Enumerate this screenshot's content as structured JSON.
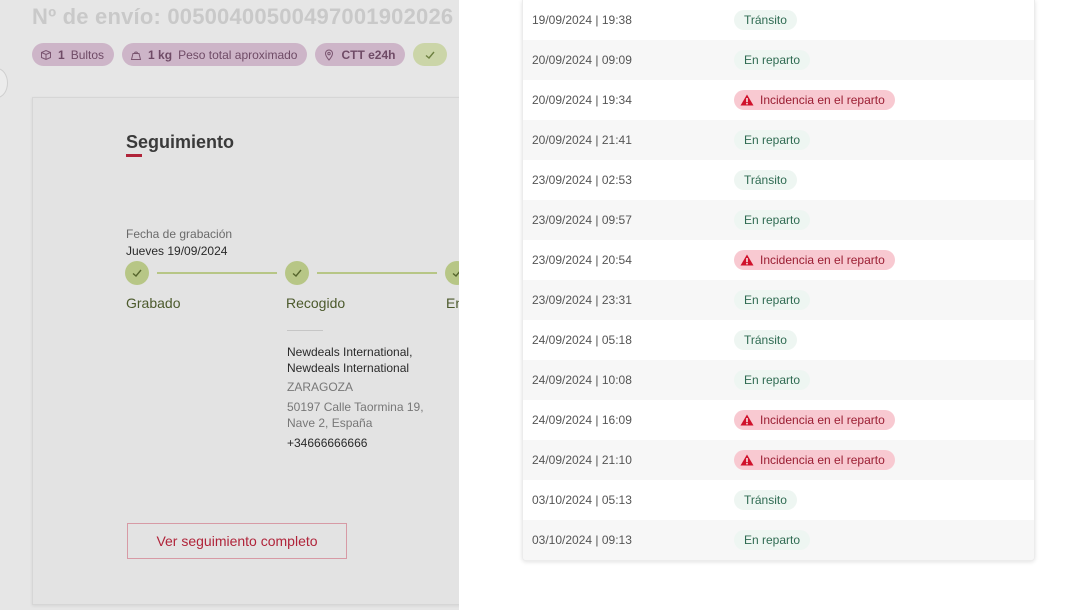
{
  "background_page": {
    "shipment_title": "Nº de envío: 00500400500497001902026",
    "badges": [
      {
        "icon": "box-icon",
        "value": "1",
        "label": "Bultos"
      },
      {
        "icon": "weight-icon",
        "value": "1 kg",
        "label": "Peso total aproximado"
      },
      {
        "icon": "location-pin-icon",
        "value": "CTT e24h",
        "label": ""
      },
      {
        "icon": "check-icon",
        "value": "",
        "label": ""
      }
    ],
    "tracking_card": {
      "title": "Seguimiento",
      "record_label": "Fecha de grabación",
      "record_date": "Jueves 19/09/2024",
      "steps": [
        "Grabado",
        "Recogido",
        "En"
      ],
      "pickup": {
        "company_line1": "Newdeals International,",
        "company_line2": "Newdeals International",
        "city": "ZARAGOZA",
        "address_line1": "50197 Calle Taormina 19,",
        "address_line2": "Nave 2, España",
        "phone": "+34666666666"
      },
      "full_tracking_button": "Ver seguimiento completo"
    }
  },
  "events_panel": {
    "status_colors": {
      "transit_bg": "#eef6f2",
      "transit_text": "#2f6b52",
      "incident_bg": "#f8c9d1",
      "incident_text": "#9b1e33",
      "incident_icon": "#d0112b"
    },
    "events": [
      {
        "datetime": "19/09/2024 | 19:38",
        "status": "Tránsito",
        "type": "transit"
      },
      {
        "datetime": "20/09/2024 | 09:09",
        "status": "En reparto",
        "type": "delivery"
      },
      {
        "datetime": "20/09/2024 | 19:34",
        "status": "Incidencia en el reparto",
        "type": "incident"
      },
      {
        "datetime": "20/09/2024 | 21:41",
        "status": "En reparto",
        "type": "delivery"
      },
      {
        "datetime": "23/09/2024 | 02:53",
        "status": "Tránsito",
        "type": "transit"
      },
      {
        "datetime": "23/09/2024 | 09:57",
        "status": "En reparto",
        "type": "delivery"
      },
      {
        "datetime": "23/09/2024 | 20:54",
        "status": "Incidencia en el reparto",
        "type": "incident"
      },
      {
        "datetime": "23/09/2024 | 23:31",
        "status": "En reparto",
        "type": "delivery"
      },
      {
        "datetime": "24/09/2024 | 05:18",
        "status": "Tránsito",
        "type": "transit"
      },
      {
        "datetime": "24/09/2024 | 10:08",
        "status": "En reparto",
        "type": "delivery"
      },
      {
        "datetime": "24/09/2024 | 16:09",
        "status": "Incidencia en el reparto",
        "type": "incident"
      },
      {
        "datetime": "24/09/2024 | 21:10",
        "status": "Incidencia en el reparto",
        "type": "incident"
      },
      {
        "datetime": "03/10/2024 | 05:13",
        "status": "Tránsito",
        "type": "transit"
      },
      {
        "datetime": "03/10/2024 | 09:13",
        "status": "En reparto",
        "type": "delivery"
      }
    ]
  }
}
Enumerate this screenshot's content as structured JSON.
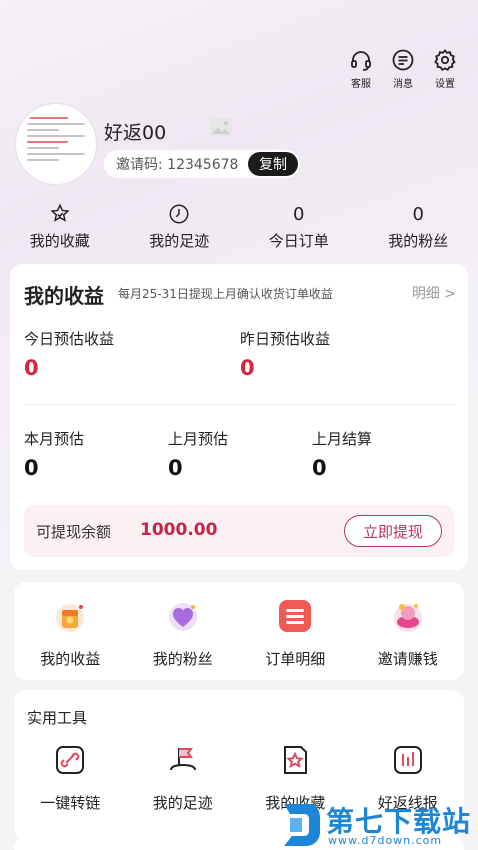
{
  "top_actions": [
    {
      "label": "客服",
      "icon": "headset-icon"
    },
    {
      "label": "消息",
      "icon": "message-icon"
    },
    {
      "label": "设置",
      "icon": "gear-icon"
    }
  ],
  "profile": {
    "username": "好返00",
    "invite_label": "邀请码: 12345678",
    "copy_label": "复制"
  },
  "stats": [
    {
      "top": "",
      "icon": "star-badge-icon",
      "label": "我的收藏"
    },
    {
      "top": "",
      "icon": "clock-icon",
      "label": "我的足迹"
    },
    {
      "top": "0",
      "label": "今日订单"
    },
    {
      "top": "0",
      "label": "我的粉丝"
    }
  ],
  "earnings": {
    "title": "我的收益",
    "subtitle": "每月25-31日提现上月确认收货订单收益",
    "detail_link": "明细 >",
    "today_label": "今日预估收益",
    "today_value": "0",
    "yesterday_label": "昨日预估收益",
    "yesterday_value": "0",
    "month_label": "本月预估",
    "month_value": "0",
    "last_month_label": "上月预估",
    "last_month_value": "0",
    "settled_label": "上月结算",
    "settled_value": "0",
    "withdraw_label": "可提现余额",
    "withdraw_amount": "1000.00",
    "withdraw_button": "立即提现"
  },
  "quick_menu": [
    {
      "label": "我的收益",
      "icon": "earnings-gift-icon"
    },
    {
      "label": "我的粉丝",
      "icon": "fans-heart-icon"
    },
    {
      "label": "订单明细",
      "icon": "order-list-icon"
    },
    {
      "label": "邀请赚钱",
      "icon": "invite-money-icon"
    }
  ],
  "tools": {
    "title": "实用工具",
    "items": [
      {
        "label": "一键转链",
        "icon": "link-convert-icon"
      },
      {
        "label": "我的足迹",
        "icon": "footprint-flag-icon"
      },
      {
        "label": "我的收藏",
        "icon": "favorite-star-icon"
      },
      {
        "label": "好返线报",
        "icon": "report-chart-icon"
      }
    ]
  },
  "watermark": {
    "text": "第七下载站",
    "url": "www.d7down.com"
  },
  "colors": {
    "accent_red": "#d4253c",
    "brand_pink": "#b8365a",
    "watermark_blue": "#1e86d6"
  }
}
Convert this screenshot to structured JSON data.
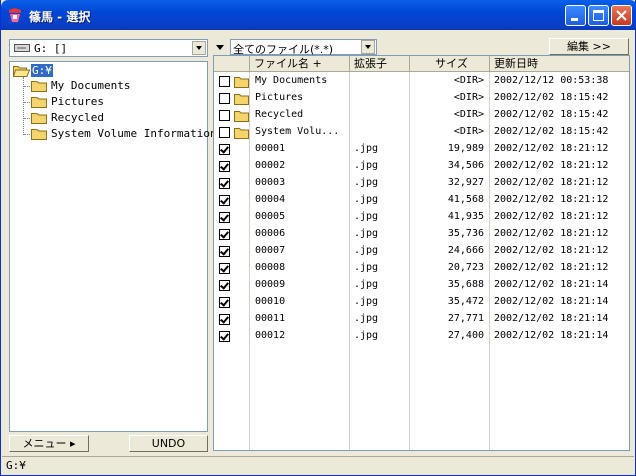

---+---

● Goal of the exercise
Go through the listing above and locate each line that holds the word "International". Copy those lines.

● Finished answer
        "company_line1": "Newdeals International,",
        "company_line2": "Newdeals International",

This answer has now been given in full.